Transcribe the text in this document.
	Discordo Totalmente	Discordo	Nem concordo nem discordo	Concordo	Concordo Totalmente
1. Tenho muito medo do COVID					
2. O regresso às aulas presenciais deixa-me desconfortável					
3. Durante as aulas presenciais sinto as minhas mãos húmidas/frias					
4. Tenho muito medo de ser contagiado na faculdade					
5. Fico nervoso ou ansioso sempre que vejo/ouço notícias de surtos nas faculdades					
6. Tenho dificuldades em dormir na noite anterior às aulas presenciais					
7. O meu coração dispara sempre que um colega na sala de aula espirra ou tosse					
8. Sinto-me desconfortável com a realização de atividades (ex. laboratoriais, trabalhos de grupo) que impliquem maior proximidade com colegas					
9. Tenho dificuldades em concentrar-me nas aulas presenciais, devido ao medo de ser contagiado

• • • • • • •

Reproduce the complete set of lines precisely as supplied.

→ Response for this exercise
Transcribe the text in this document.
	Discordo Totalmente	Discordo	Nem concordo nem discordo	Concordo	Concordo Totalmente
1. Tenho muito medo do COVID					
2. O regresso às aulas presenciais deixa-me desconfortável					
3. Durante as aulas presenciais sinto as minhas mãos húmidas/frias					
4. Tenho muito medo de ser contagiado na faculdade					
5. Fico nervoso ou ansioso sempre que vejo/ouço notícias de surtos nas faculdades					
6. Tenho dificuldades em dormir na noite anterior às aulas presenciais					
7. O meu coração dispara sempre que um colega na sala de aula espirra ou tosse					
8. Sinto-me desconfortável com a realização de atividades (ex. laboratoriais, trabalhos de grupo) que impliquem maior proximidade com colegas					
9. Tenho dificuldades em concentrar-me nas aulas presenciais, devido ao medo de ser contagiado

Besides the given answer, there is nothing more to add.